PROMPT: Lines containing the word "triangle" are the ones to copy from the records below.

Data entries
----------

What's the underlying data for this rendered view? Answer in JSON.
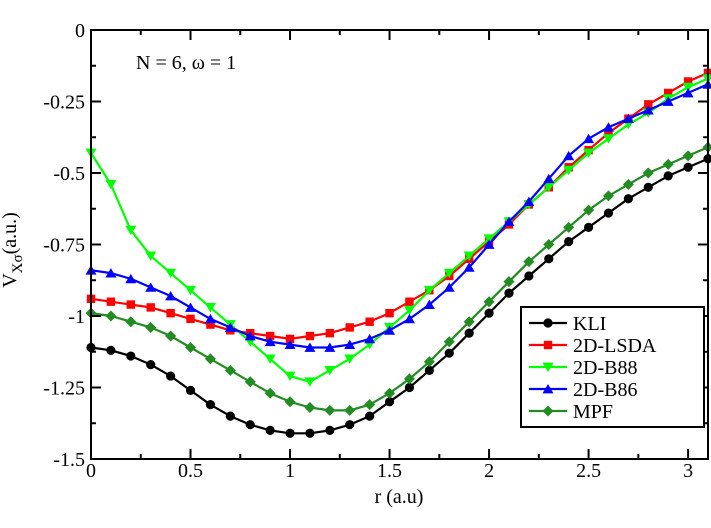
{
  "chart_data": {
    "type": "line",
    "annotation": "N = 6, ω = 1",
    "xlabel": "r (a.u)",
    "ylabel_main": "V",
    "ylabel_sub": "Xσ",
    "ylabel_rest": "(a.u.)",
    "xlim": [
      0,
      3.1
    ],
    "ylim": [
      -1.5,
      0
    ],
    "xticks": [
      0,
      0.5,
      1,
      1.5,
      2,
      2.5,
      3
    ],
    "xtick_labels": [
      "0",
      "0.5",
      "1",
      "1.5",
      "2",
      "2.5",
      "3"
    ],
    "yticks": [
      0,
      -0.25,
      -0.5,
      -0.75,
      -1,
      -1.25,
      -1.5
    ],
    "ytick_labels": [
      "0",
      "-0.25",
      "-0.5",
      "-0.75",
      "-1",
      "-1.25",
      "-1.5"
    ],
    "legend_position": "bottom-right",
    "x": [
      0,
      0.1,
      0.2,
      0.3,
      0.4,
      0.5,
      0.6,
      0.7,
      0.8,
      0.9,
      1.0,
      1.1,
      1.2,
      1.3,
      1.4,
      1.5,
      1.6,
      1.7,
      1.8,
      1.9,
      2.0,
      2.1,
      2.2,
      2.3,
      2.4,
      2.5,
      2.6,
      2.7,
      2.8,
      2.9,
      3.0,
      3.1
    ],
    "series": [
      {
        "name": "KLI",
        "color": "#000000",
        "marker": "circle",
        "values": [
          -1.11,
          -1.12,
          -1.14,
          -1.17,
          -1.21,
          -1.26,
          -1.31,
          -1.35,
          -1.38,
          -1.4,
          -1.41,
          -1.41,
          -1.4,
          -1.38,
          -1.35,
          -1.3,
          -1.25,
          -1.19,
          -1.13,
          -1.06,
          -0.99,
          -0.92,
          -0.86,
          -0.8,
          -0.74,
          -0.69,
          -0.64,
          -0.59,
          -0.55,
          -0.51,
          -0.48,
          -0.45
        ]
      },
      {
        "name": "2D-LSDA",
        "color": "#ff0000",
        "marker": "square",
        "values": [
          -0.94,
          -0.95,
          -0.96,
          -0.97,
          -0.99,
          -1.01,
          -1.03,
          -1.05,
          -1.06,
          -1.07,
          -1.08,
          -1.07,
          -1.06,
          -1.04,
          -1.02,
          -0.99,
          -0.95,
          -0.91,
          -0.86,
          -0.8,
          -0.74,
          -0.68,
          -0.61,
          -0.55,
          -0.48,
          -0.42,
          -0.36,
          -0.31,
          -0.26,
          -0.22,
          -0.18,
          -0.15
        ]
      },
      {
        "name": "2D-B88",
        "color": "#00ff00",
        "marker": "triangle-down",
        "values": [
          -0.43,
          -0.54,
          -0.7,
          -0.79,
          -0.85,
          -0.91,
          -0.97,
          -1.03,
          -1.09,
          -1.15,
          -1.21,
          -1.23,
          -1.19,
          -1.15,
          -1.1,
          -1.04,
          -0.98,
          -0.91,
          -0.85,
          -0.79,
          -0.73,
          -0.67,
          -0.61,
          -0.55,
          -0.49,
          -0.43,
          -0.38,
          -0.33,
          -0.29,
          -0.24,
          -0.2,
          -0.17
        ]
      },
      {
        "name": "2D-B86",
        "color": "#0000ff",
        "marker": "triangle-up",
        "values": [
          -0.84,
          -0.85,
          -0.87,
          -0.9,
          -0.93,
          -0.97,
          -1.01,
          -1.04,
          -1.07,
          -1.09,
          -1.1,
          -1.11,
          -1.11,
          -1.1,
          -1.08,
          -1.05,
          -1.01,
          -0.96,
          -0.9,
          -0.83,
          -0.75,
          -0.67,
          -0.6,
          -0.52,
          -0.44,
          -0.38,
          -0.34,
          -0.31,
          -0.28,
          -0.25,
          -0.22,
          -0.19
        ]
      },
      {
        "name": "MPF",
        "color": "#228b22",
        "marker": "diamond",
        "values": [
          -0.99,
          -1.0,
          -1.02,
          -1.04,
          -1.07,
          -1.11,
          -1.15,
          -1.19,
          -1.23,
          -1.27,
          -1.3,
          -1.32,
          -1.33,
          -1.33,
          -1.31,
          -1.27,
          -1.22,
          -1.16,
          -1.09,
          -1.02,
          -0.95,
          -0.88,
          -0.81,
          -0.75,
          -0.69,
          -0.63,
          -0.58,
          -0.54,
          -0.5,
          -0.47,
          -0.44,
          -0.41
        ]
      }
    ]
  }
}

----------

COMPLETED TASK:
        "marker": "triangle-down",
        "marker": "triangle-up",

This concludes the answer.